By Kristina Wirtz
Published in the catalog "Laurence Salzmann: Imagining Cutumba" (2002, Lafayette College, Easton, PA 18042)
Laurence Salzmann’s photographs of the Ballet Folklórico Cutumba, Imagining Cutumba, give a unique, highly individual window into life in late-Socialist Cuba. His rich, smoky monochromes are fantasies of light and movement that do not immediately locate themselves on an imagined, sunny Caribbean island that is already the tantalizing subject of so many American fantasies. Who are the often-shadowy, often-blurred subjects layered upon one another in these mysterious images? Salzmann beckons us to a fresh encounter with Cuban culture, one whose mystique is refracted through his lens and his imagination. One part artful exploration of light, one part dance photography, Salzmann's photographs include a dash of social consciousness from his long experience as a documentary photographer. These images are also ethnographic, although not in the usual way and not on the surface. And yet, in presenting an exotic subject, the collection necessarily raises questions about representing Otherness.
As unidentifiable as these images' location and subjects might be at first glance, they have profoundly shaped Salzmann's entire project. The Ballet Folkórico Cutumba is one of Cuba’s oldest and most highly respected folkloric dance companies. Cutumba's progenitor, the Grupo Folklórico del Oriente, was founded in the year of the Revolution, 1959, and embodied the new mission of culture in the new Cuba: to preserve and celebrate the people's culture. The people—in the Socialist sense of the masses of working poor were and are disproportionately of African descent in Cuba. Cutumba's principal material, then, has always been the Afro-Cuban traditions alternately denigrated and exoticized by dominant sectors of society. Since Cutumba is based in the provincial capital city of Santiago de Cuba, its repertoire specializes in traditions unique to the Oriente, or eastern half of the island.
Cutumba rehearses in a grand, decrepit, old theater called the Teatro de Oriente, one of a string of pre-Revolutionary relics along the principal commercial street of Santiago's historical district. One walks downhill toward the bay on Calle Enramada, under hanging signs, many advertising long gone shops and hotels to the antique sign announcing the Teatro de Oriente. Up the steps past the wrought-iron gates, one enters a cool marble lobby, and from there leaves the brilliant tropical light behind to enter the theater's twilight. The large performance space is stripped bare: bare rows of folding seats, a bare stage, bare racks of dormant stage lights. During Cutumba's morning rehearsals, the only light pours in through windows and doors. Three large windows behind the stage are thrown open, lighting the dancing dust particles into glowing shafts so that the dancers are backlit to anyone sitting in the audience. Salzmann captures this dramatic lighting as washed-out spaces that often dominate the entire photograph.
Indeed, much of the distinctiveness of these images is due to the technical demands of capturing the dancers' movement in low light. Salzmann used long exposures and multiple exposures to give us composites that capture the flow of movement or create layers of images. The process of making long and repeat exposures produces unpredictable, strange, and mysterious effects. In some cases he has heightened the effects or combined separate negatives using digital imaging technology. The results are often highly abstract, drawing one's eye to the prints' thickly textured surfaces of light and shadow. One does not look at these images and "get it" at first glance. With each viewing, more layers reveal themselves; details emerge or resolve into new patterns.

————————

Exercise task A →
Answer these questions from the Cutumba essay:
(i) In what year was the Grupo Folklórico del Oriente founded?
(ii) What is the name of the theater where Cutumba rehearses?
(iii) What two kinds of exposure did Salzmann use to photograph the dancers in low light?
Exercise task B → Can you retype the Cutumba essay word for word, starting with "Indeed, much of" and going on through "into new patterns."?
The rows that follow have no connection to the Cutumba essay.

Dataset content →
————————

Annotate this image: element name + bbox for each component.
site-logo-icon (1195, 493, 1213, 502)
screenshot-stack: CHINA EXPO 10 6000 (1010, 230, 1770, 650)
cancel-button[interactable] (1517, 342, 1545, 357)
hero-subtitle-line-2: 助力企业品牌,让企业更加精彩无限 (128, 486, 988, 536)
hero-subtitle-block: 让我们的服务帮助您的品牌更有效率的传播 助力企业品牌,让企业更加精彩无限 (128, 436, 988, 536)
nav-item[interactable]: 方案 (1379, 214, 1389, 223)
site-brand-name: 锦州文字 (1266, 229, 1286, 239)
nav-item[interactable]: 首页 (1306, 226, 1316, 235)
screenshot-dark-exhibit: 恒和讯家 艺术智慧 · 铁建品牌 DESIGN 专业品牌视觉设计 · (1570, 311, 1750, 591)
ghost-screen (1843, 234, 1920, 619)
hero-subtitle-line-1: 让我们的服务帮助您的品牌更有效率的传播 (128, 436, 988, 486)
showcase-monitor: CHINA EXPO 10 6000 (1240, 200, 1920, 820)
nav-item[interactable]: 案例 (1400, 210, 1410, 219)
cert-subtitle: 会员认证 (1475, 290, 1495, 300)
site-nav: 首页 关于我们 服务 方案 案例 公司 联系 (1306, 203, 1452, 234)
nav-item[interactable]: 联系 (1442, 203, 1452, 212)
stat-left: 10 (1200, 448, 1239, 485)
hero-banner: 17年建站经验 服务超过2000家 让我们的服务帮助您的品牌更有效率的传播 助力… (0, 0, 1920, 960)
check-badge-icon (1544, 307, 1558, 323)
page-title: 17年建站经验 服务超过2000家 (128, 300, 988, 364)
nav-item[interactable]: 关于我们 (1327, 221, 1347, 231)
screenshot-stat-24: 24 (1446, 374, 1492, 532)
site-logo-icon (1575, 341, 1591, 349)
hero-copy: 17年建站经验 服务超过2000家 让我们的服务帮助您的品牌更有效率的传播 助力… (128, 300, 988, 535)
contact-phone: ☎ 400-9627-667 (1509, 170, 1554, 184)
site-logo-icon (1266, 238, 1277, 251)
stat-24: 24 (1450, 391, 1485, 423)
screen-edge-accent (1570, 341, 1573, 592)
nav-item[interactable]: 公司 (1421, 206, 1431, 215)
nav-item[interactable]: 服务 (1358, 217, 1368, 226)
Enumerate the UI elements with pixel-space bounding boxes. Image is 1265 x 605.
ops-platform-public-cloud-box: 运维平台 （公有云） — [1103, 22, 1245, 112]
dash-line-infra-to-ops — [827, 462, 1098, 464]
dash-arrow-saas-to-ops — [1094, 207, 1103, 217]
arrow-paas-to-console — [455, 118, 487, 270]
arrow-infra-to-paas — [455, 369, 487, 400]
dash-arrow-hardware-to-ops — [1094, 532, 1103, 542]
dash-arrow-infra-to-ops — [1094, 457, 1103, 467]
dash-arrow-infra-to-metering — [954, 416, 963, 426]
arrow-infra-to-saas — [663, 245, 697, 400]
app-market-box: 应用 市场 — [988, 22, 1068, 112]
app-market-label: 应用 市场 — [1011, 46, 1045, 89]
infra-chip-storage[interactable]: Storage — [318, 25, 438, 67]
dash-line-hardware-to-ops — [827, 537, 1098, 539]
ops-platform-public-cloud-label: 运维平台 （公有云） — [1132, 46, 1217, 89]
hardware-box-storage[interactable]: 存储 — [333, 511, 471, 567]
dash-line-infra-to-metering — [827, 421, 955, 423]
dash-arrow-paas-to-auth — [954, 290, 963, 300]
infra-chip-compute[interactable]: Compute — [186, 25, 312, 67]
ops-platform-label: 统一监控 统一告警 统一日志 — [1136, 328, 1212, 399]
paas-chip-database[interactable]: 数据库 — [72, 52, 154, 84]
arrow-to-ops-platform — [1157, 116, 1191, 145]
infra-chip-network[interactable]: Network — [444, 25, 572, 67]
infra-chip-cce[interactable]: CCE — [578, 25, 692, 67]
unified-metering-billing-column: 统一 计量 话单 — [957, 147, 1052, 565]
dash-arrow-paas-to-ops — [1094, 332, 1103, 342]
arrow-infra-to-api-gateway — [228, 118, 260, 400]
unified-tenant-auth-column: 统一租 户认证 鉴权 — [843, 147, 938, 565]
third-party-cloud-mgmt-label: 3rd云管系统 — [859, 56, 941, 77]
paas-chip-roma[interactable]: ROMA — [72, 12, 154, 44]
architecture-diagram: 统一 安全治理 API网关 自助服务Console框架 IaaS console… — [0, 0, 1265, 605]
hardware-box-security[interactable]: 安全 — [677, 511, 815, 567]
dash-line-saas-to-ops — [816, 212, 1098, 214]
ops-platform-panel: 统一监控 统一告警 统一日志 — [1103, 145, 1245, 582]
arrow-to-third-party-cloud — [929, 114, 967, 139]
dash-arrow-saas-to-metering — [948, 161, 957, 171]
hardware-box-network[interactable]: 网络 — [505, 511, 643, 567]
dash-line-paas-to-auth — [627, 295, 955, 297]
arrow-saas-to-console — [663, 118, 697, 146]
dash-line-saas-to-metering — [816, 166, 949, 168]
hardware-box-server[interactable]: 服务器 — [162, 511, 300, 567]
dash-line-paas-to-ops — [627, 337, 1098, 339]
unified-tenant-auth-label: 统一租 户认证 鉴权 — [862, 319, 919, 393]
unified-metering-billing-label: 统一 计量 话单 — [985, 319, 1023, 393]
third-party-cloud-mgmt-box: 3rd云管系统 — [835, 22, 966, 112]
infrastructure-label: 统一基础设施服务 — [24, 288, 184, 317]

————————

Written solution A →
(i) 1959
(ii) The Teatro de Oriente
(iii) Long exposures and multiple exposures

Written solution B →
Indeed, much of the distinctiveness of these images is due to the technical demands of capturing the dancers' movement in low light. Salzmann used long exposures and multiple exposures to give us composites that capture the flow of movement or create layers of images. The process of making long and repeat exposures produces unpredictable, strange, and mysterious effects. In some cases he has heightened the effects or combined separate negatives using digital imaging technology. The results are often highly abstract, drawing one's eye to the prints' thickly textured surfaces of light and shadow. One does not look at these images and "get it" at first glance. With each viewing, more layers reveal themselves; details emerge or resolve into new patterns.